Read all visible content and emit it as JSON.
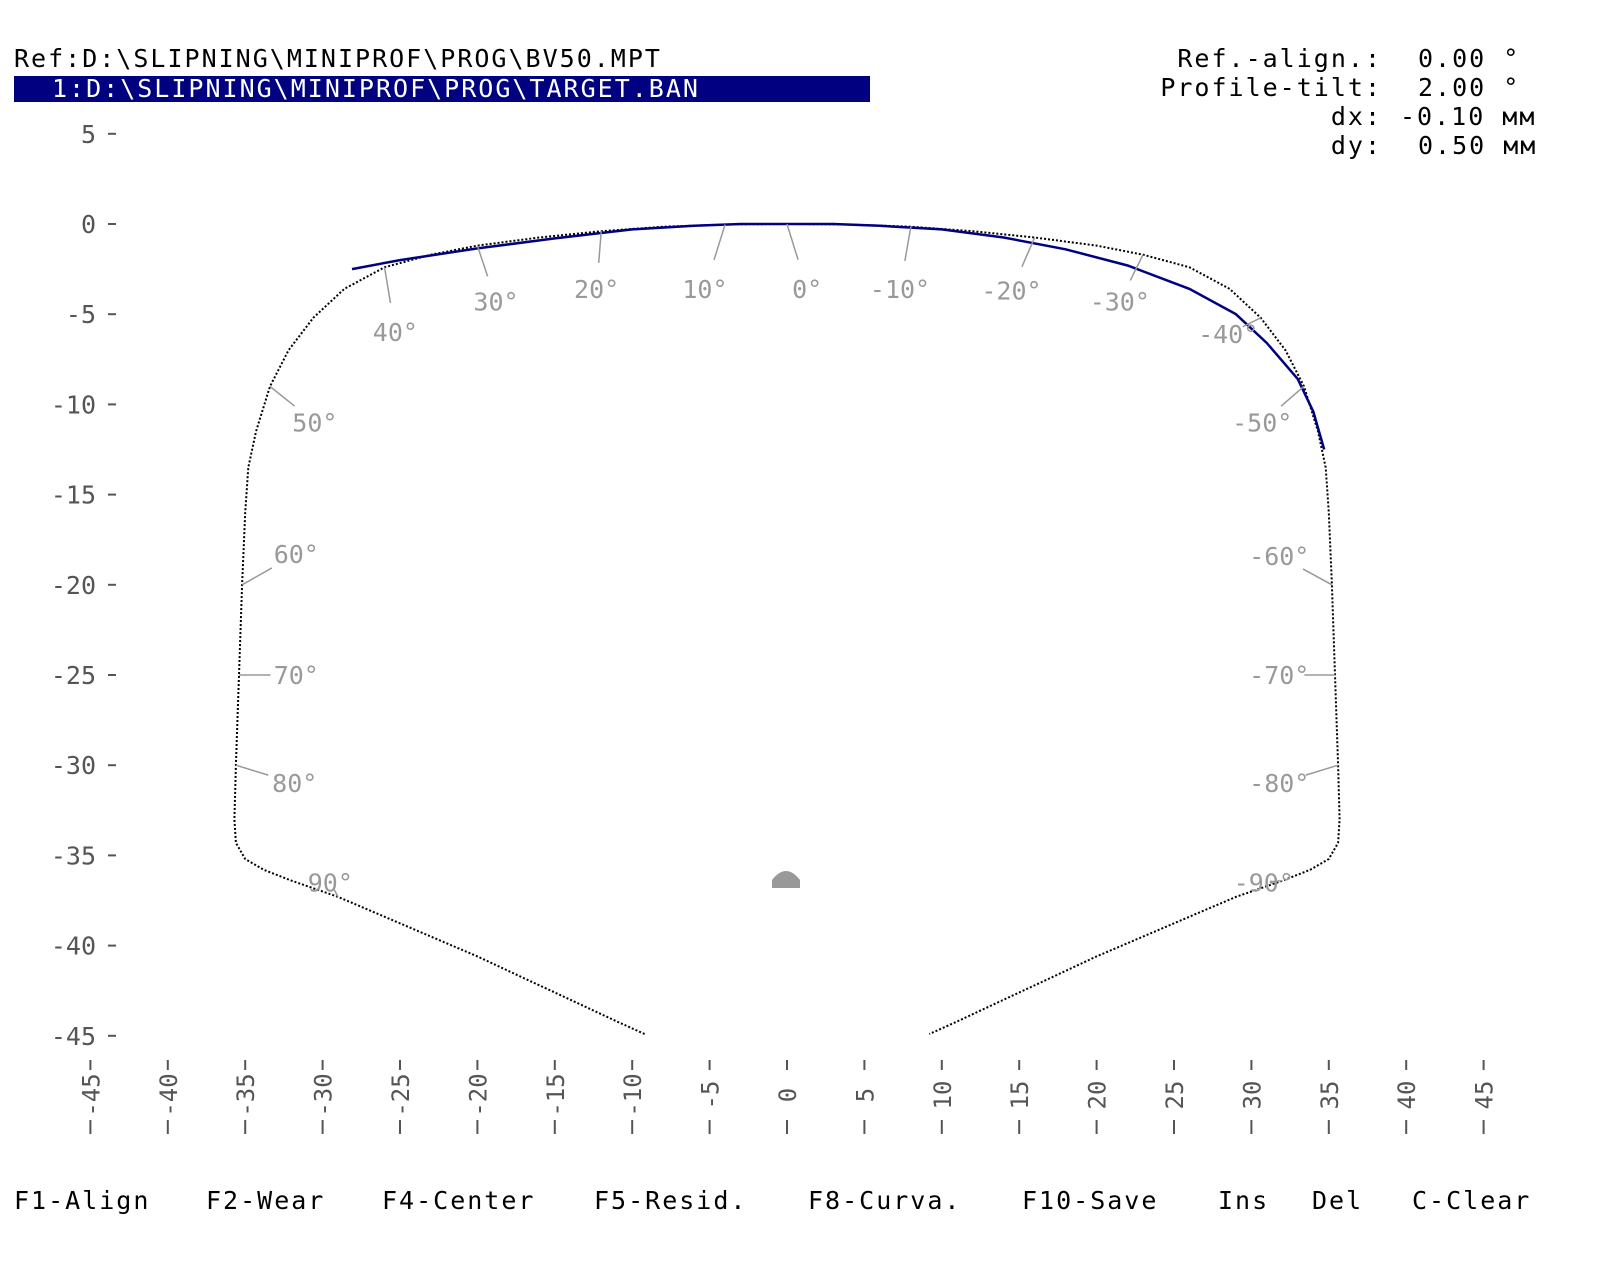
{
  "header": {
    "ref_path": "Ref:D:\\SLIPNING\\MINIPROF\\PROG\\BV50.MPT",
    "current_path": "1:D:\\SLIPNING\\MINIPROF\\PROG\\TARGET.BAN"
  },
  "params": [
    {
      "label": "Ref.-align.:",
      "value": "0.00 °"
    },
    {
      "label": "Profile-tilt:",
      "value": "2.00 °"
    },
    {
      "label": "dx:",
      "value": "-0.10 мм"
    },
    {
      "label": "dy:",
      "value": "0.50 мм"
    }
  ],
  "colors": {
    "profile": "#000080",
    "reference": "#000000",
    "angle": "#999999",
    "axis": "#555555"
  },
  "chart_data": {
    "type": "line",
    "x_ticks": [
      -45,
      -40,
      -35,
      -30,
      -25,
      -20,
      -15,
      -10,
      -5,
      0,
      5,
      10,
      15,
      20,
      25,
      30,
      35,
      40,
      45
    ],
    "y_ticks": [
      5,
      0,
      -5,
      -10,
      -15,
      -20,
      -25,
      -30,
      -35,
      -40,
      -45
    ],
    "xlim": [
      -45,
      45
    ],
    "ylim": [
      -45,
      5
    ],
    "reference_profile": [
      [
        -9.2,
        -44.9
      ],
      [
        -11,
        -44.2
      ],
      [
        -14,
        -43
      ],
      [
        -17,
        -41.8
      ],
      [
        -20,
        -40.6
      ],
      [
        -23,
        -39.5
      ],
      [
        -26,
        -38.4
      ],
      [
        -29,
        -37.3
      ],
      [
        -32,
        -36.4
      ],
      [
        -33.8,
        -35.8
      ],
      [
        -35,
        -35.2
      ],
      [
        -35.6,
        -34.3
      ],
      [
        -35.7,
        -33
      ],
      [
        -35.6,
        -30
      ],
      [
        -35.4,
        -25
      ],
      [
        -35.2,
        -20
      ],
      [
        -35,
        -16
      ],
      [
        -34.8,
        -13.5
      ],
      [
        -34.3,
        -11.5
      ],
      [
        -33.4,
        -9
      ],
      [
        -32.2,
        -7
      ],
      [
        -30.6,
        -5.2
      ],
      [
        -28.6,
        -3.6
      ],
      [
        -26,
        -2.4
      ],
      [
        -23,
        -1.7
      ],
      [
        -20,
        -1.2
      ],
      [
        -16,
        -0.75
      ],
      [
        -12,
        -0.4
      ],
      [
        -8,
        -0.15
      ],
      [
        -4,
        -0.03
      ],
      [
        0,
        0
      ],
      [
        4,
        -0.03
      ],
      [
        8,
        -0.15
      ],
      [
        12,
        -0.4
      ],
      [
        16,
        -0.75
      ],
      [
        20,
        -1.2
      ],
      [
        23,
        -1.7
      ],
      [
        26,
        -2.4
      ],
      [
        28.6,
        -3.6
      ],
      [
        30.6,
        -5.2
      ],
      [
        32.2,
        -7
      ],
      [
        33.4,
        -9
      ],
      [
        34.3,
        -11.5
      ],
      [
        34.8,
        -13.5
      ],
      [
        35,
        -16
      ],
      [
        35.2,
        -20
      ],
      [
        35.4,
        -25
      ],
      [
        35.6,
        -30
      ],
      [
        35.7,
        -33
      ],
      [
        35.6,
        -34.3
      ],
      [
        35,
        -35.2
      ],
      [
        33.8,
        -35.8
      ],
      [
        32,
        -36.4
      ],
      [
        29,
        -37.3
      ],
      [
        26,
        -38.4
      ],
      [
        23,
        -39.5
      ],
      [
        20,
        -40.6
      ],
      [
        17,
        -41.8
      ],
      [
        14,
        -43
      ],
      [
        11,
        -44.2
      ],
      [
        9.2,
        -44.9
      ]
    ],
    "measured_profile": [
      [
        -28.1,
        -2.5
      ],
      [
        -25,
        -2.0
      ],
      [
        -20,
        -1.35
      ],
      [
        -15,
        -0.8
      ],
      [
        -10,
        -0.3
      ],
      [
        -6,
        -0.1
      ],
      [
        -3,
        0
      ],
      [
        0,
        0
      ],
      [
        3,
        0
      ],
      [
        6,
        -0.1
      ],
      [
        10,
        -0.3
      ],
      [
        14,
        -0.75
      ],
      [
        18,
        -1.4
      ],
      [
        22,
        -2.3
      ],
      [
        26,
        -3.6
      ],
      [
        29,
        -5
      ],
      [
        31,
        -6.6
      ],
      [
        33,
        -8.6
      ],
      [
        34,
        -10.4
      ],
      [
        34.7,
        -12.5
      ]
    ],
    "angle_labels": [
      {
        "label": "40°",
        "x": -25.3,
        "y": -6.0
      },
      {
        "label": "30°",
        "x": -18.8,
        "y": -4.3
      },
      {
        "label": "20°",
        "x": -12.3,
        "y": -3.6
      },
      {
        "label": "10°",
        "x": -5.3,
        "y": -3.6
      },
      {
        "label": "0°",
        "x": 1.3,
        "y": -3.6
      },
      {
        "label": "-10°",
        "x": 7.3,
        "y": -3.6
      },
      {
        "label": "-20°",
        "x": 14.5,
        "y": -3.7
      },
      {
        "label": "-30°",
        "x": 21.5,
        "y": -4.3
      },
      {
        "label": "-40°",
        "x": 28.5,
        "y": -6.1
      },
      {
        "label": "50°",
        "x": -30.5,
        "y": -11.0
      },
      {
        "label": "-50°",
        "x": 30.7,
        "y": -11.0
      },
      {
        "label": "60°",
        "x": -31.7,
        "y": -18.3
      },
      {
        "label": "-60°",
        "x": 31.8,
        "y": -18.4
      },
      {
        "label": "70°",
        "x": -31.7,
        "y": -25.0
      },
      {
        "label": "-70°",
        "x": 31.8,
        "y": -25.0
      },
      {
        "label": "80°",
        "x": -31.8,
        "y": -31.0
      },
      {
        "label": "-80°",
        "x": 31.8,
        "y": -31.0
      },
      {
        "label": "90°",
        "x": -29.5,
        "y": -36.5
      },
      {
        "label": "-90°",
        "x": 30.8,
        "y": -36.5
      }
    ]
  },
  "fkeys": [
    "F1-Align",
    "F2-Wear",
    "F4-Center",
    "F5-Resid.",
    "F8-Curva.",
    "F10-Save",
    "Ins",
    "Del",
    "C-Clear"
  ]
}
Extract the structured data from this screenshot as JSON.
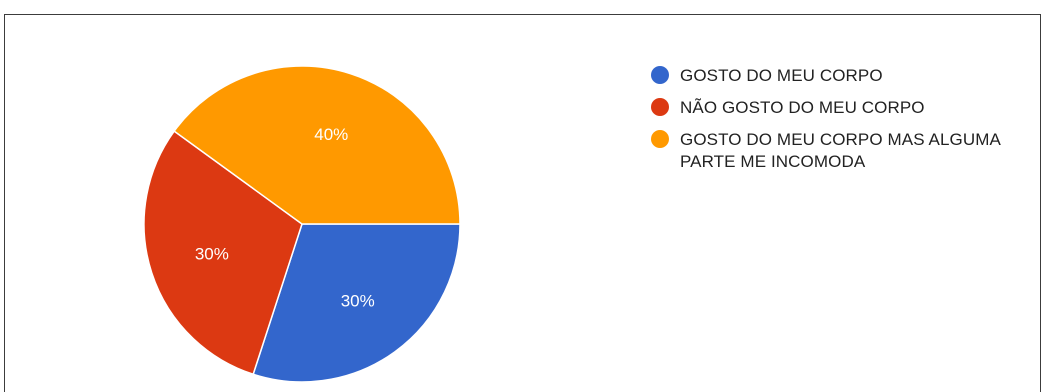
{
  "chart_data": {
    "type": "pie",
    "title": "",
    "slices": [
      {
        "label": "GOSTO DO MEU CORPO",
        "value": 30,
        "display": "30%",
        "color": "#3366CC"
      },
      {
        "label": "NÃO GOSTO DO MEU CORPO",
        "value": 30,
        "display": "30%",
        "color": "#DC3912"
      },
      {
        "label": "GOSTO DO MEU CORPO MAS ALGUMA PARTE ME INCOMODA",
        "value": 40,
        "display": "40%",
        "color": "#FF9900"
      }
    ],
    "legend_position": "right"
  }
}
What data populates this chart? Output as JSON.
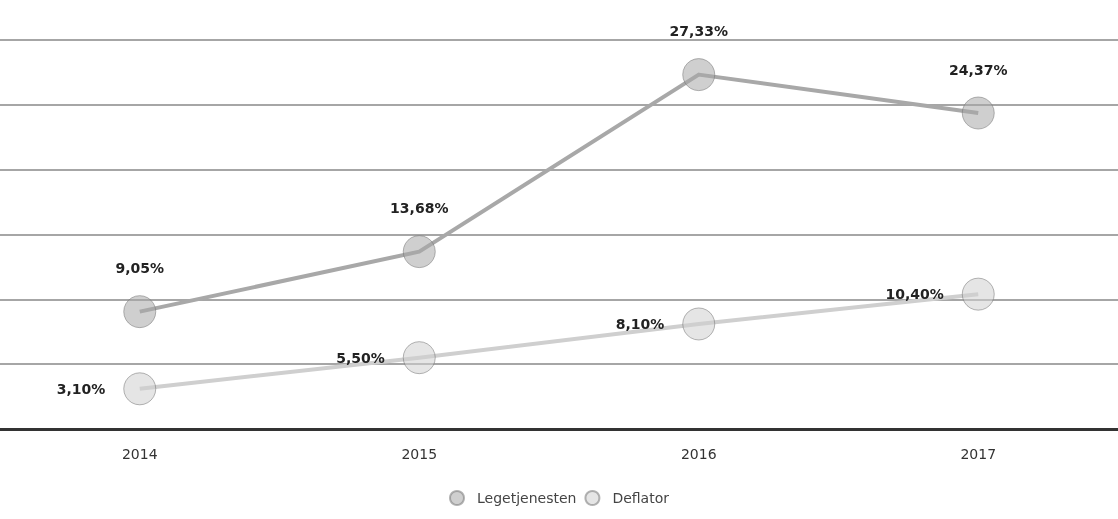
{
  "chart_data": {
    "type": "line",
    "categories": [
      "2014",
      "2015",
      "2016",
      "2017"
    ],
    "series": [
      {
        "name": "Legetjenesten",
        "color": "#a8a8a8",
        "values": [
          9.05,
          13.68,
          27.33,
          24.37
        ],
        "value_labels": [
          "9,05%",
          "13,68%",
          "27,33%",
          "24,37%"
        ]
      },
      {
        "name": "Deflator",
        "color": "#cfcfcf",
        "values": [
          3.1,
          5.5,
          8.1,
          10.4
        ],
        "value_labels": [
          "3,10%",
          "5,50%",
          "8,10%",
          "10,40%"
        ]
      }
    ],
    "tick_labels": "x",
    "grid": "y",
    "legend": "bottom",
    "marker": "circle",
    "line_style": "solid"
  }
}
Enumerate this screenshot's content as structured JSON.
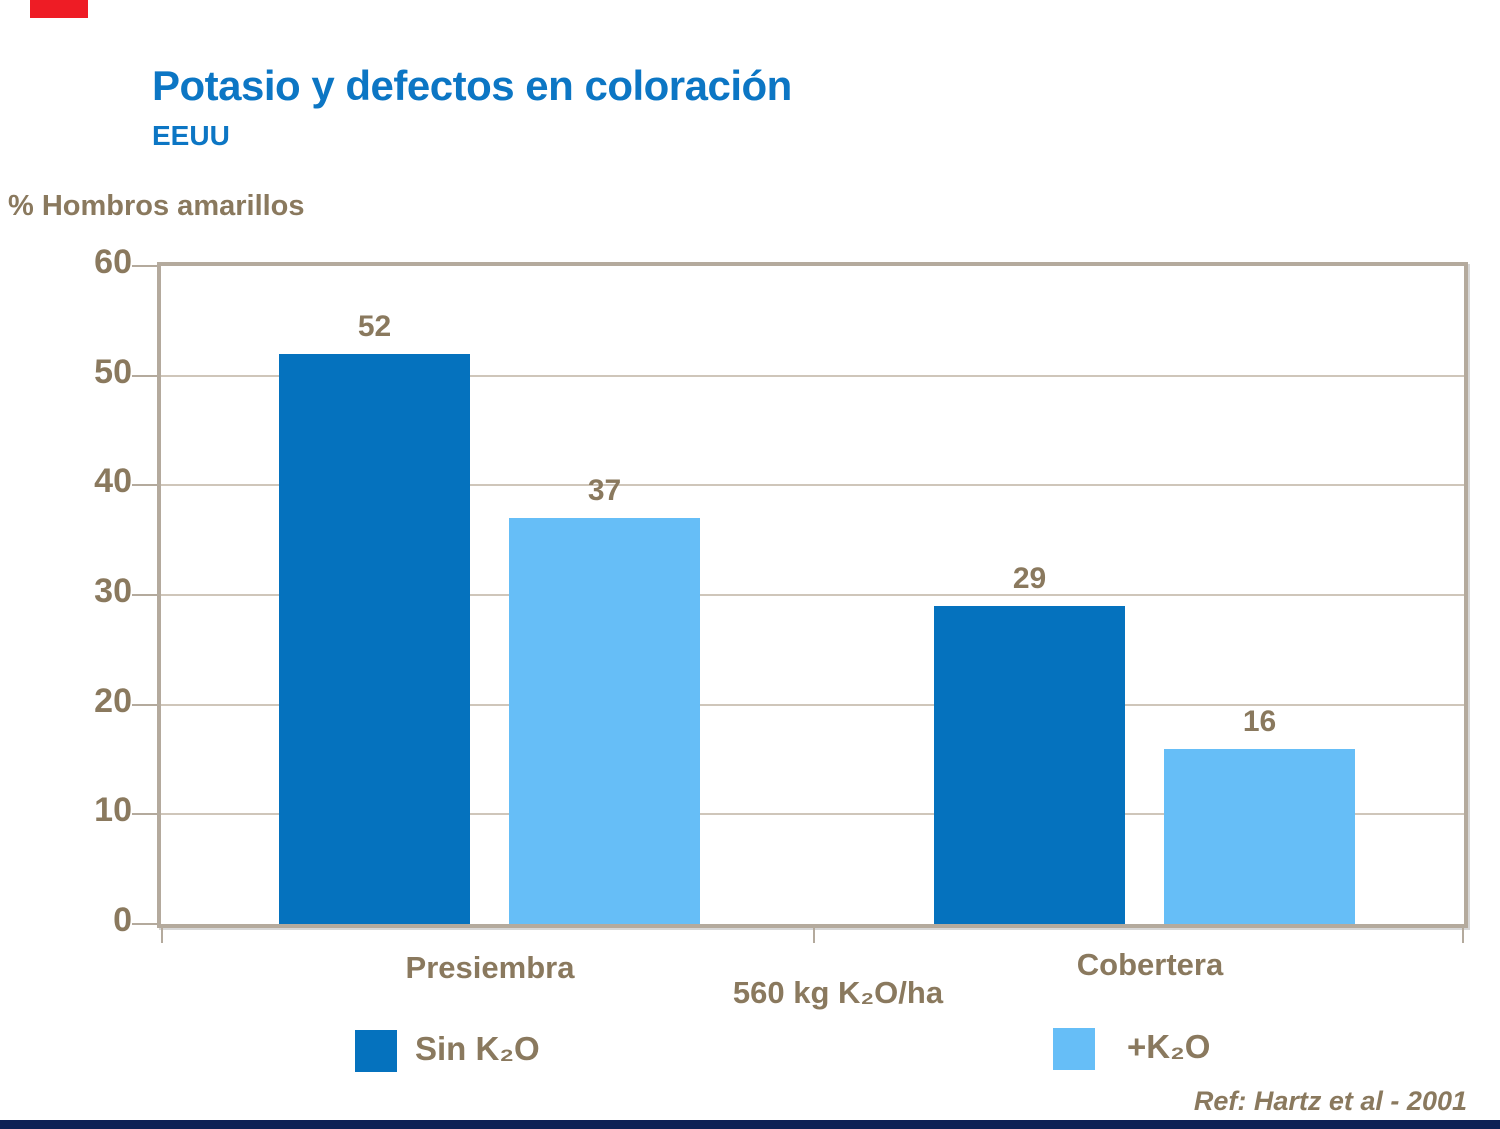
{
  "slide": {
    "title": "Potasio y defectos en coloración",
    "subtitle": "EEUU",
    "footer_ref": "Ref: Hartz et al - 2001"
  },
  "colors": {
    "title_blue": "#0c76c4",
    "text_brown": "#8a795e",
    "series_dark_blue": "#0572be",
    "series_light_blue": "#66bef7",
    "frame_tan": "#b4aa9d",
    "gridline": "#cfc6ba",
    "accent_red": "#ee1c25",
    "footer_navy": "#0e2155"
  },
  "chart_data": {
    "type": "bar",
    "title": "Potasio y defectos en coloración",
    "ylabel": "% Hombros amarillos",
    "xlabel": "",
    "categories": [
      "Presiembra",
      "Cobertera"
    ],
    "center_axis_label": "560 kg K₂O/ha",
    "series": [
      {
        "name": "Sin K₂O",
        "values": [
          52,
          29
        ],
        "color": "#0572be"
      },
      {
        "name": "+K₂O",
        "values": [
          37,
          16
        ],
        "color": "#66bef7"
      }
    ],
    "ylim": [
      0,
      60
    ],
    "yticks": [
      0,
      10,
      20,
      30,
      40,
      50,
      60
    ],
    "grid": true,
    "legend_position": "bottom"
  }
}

REQUIRED WORK
Pull out each line containing the word "name" and copy it.

ANSWER TO THE PROBLEM
        "name": "Legetjenesten",
        "name": "Deflator",
        "name": "Sin K₂O",
        "name": "+K₂O",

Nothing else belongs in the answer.